> **Task to complete**
From the entries below, gather each line containing the word "members".

--

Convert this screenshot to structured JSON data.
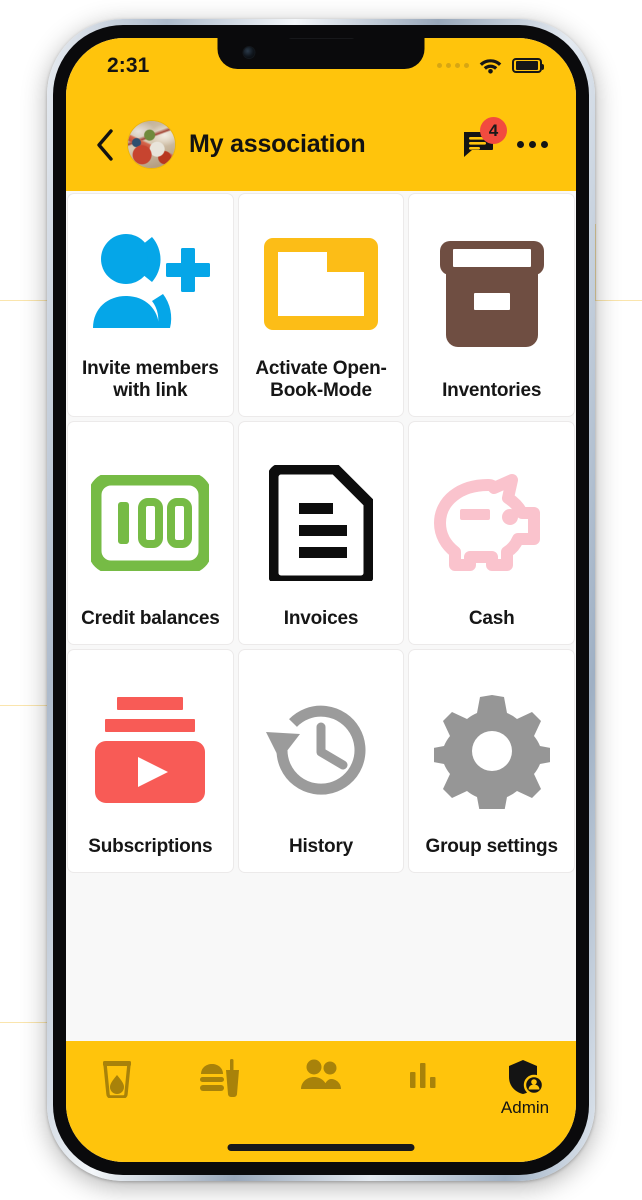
{
  "status_bar": {
    "time": "2:31",
    "signal_icon": "signal-dots-icon",
    "wifi_icon": "wifi-icon",
    "battery_icon": "battery-full-icon"
  },
  "app_bar": {
    "back_icon": "back-chevron-icon",
    "avatar_icon": "group-avatar-image",
    "title": "My association",
    "chat_icon": "chat-bubble-icon",
    "chat_badge_count": "4",
    "overflow_icon": "more-options-icon"
  },
  "colors": {
    "brand_yellow": "#ffc40c",
    "badge_red": "#f24b3f",
    "invite_blue": "#05a6e8",
    "folder_yellow": "#fcbd17",
    "inventory_brown": "#6f4e42",
    "credit_green": "#76bb45",
    "invoice_black": "#0d0d0d",
    "cash_pink": "#fac3cd",
    "subscription_red": "#f85b56",
    "history_gray": "#9b9b9b",
    "settings_gray": "#969696",
    "nav_inactive": "#a8820a",
    "page_background": "#f8f8f8"
  },
  "grid": {
    "tiles": [
      {
        "id": "invite-members",
        "label": "Invite members with link",
        "icon": "person-add-icon"
      },
      {
        "id": "open-book-mode",
        "label": "Activate Open-Book-Mode",
        "icon": "folder-icon"
      },
      {
        "id": "inventories",
        "label": "Inventories",
        "icon": "archive-box-icon"
      },
      {
        "id": "credit-balances",
        "label": "Credit balances",
        "icon": "money-100-icon"
      },
      {
        "id": "invoices",
        "label": "Invoices",
        "icon": "document-lines-icon"
      },
      {
        "id": "cash",
        "label": "Cash",
        "icon": "piggy-bank-icon"
      },
      {
        "id": "subscriptions",
        "label": "Subscriptions",
        "icon": "subscriptions-play-icon"
      },
      {
        "id": "history",
        "label": "History",
        "icon": "history-clock-icon"
      },
      {
        "id": "group-settings",
        "label": "Group settings",
        "icon": "gear-icon"
      }
    ]
  },
  "bottom_nav": {
    "items": [
      {
        "id": "drinks",
        "label": "",
        "icon": "drink-cup-icon",
        "active": false
      },
      {
        "id": "food",
        "label": "",
        "icon": "fast-food-icon",
        "active": false
      },
      {
        "id": "members",
        "label": "",
        "icon": "people-icon",
        "active": false
      },
      {
        "id": "stats",
        "label": "",
        "icon": "bar-chart-icon",
        "active": false
      },
      {
        "id": "admin",
        "label": "Admin",
        "icon": "shield-person-icon",
        "active": true
      }
    ]
  }
}
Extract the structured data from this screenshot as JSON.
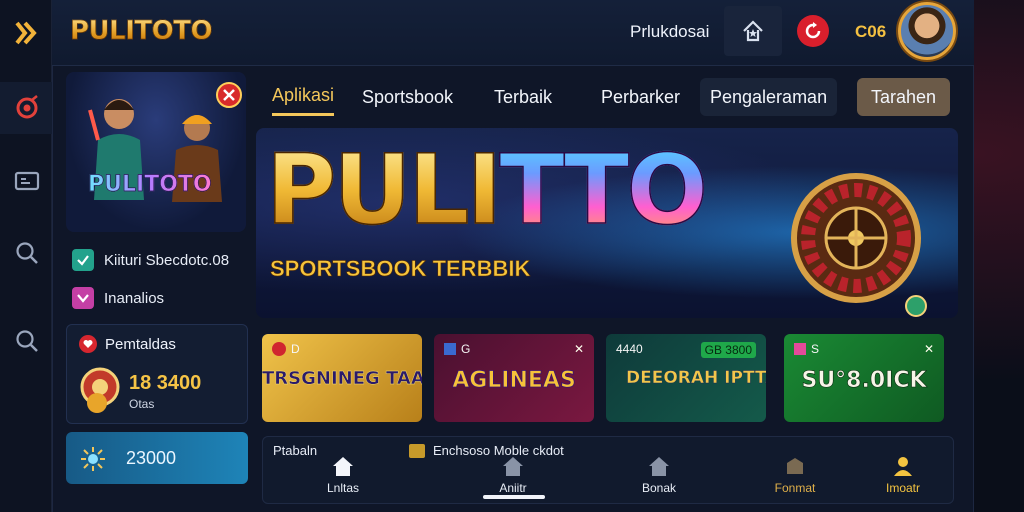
{
  "header": {
    "brand": "PULITOTO",
    "link": "Prlukdosai",
    "coins": "C06",
    "accent": "#f4c75b"
  },
  "rail": {
    "icons": [
      "play-icon",
      "target-icon",
      "ticket-icon",
      "search-icon",
      "search-icon"
    ]
  },
  "promo": {
    "logo": "PULITOTO"
  },
  "side_list": [
    {
      "label": "Kiituri Sbecdotc.08",
      "icon": "check-icon"
    },
    {
      "label": "Inanalios",
      "icon": "check-icon"
    }
  ],
  "rewards": {
    "title": "Pemtaldas",
    "amount": "18 3400",
    "sub": "Otas"
  },
  "balance": {
    "value": "23000"
  },
  "tabs": [
    {
      "label": "Aplikasi",
      "active": true
    },
    {
      "label": "Sportsbook",
      "active": false
    },
    {
      "label": "Terbaik",
      "active": false
    },
    {
      "label": "Perbarker",
      "active": false
    },
    {
      "label": "Pengaleraman",
      "active": false
    },
    {
      "label": "Tarahen",
      "active": false
    }
  ],
  "hero": {
    "title_a": "PULI",
    "title_b": "TTO",
    "subtitle": "SPORTSBOOK TERBBIK"
  },
  "games": [
    {
      "tag": "D",
      "tag_right": "",
      "title": "TRSGNINEG TAANAS"
    },
    {
      "tag": "G",
      "tag_right": "✕",
      "title": "AGLINEAS"
    },
    {
      "tag": "4440",
      "tag_right": "GB 3800",
      "title": "DEEORAH IPTTAROR"
    },
    {
      "tag": "S",
      "tag_right": "✕",
      "title": "SU°8.0ICK"
    }
  ],
  "bottom": {
    "label1": "Ptabaln",
    "label2": "Enchsoso Moble ckdot",
    "nav": [
      {
        "label": "Lnltas"
      },
      {
        "label": "Aniitr"
      },
      {
        "label": "Bonak"
      },
      {
        "label": "Fonmat"
      },
      {
        "label": "Imoatr"
      }
    ]
  }
}
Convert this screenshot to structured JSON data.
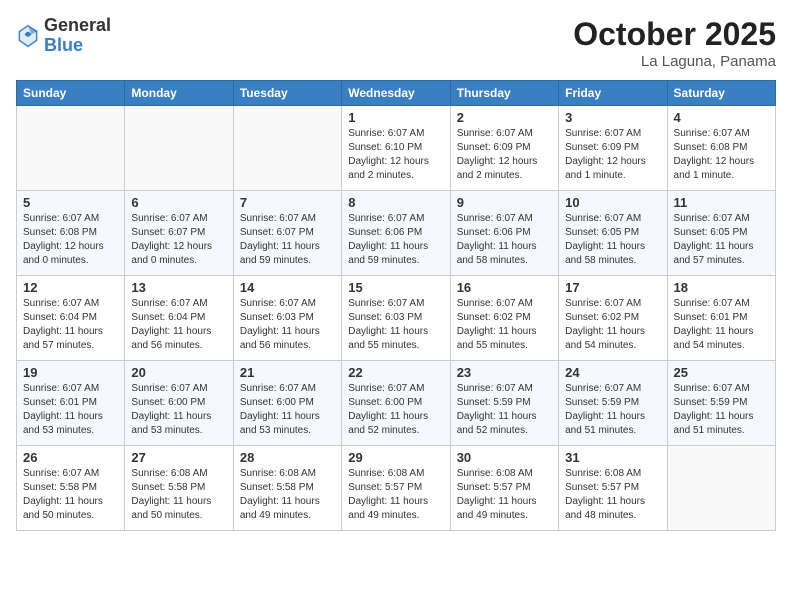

--

> **Solution for this exercise**
        "id": "invite-members",
        "label": "Invite members with link",
        "id": "members",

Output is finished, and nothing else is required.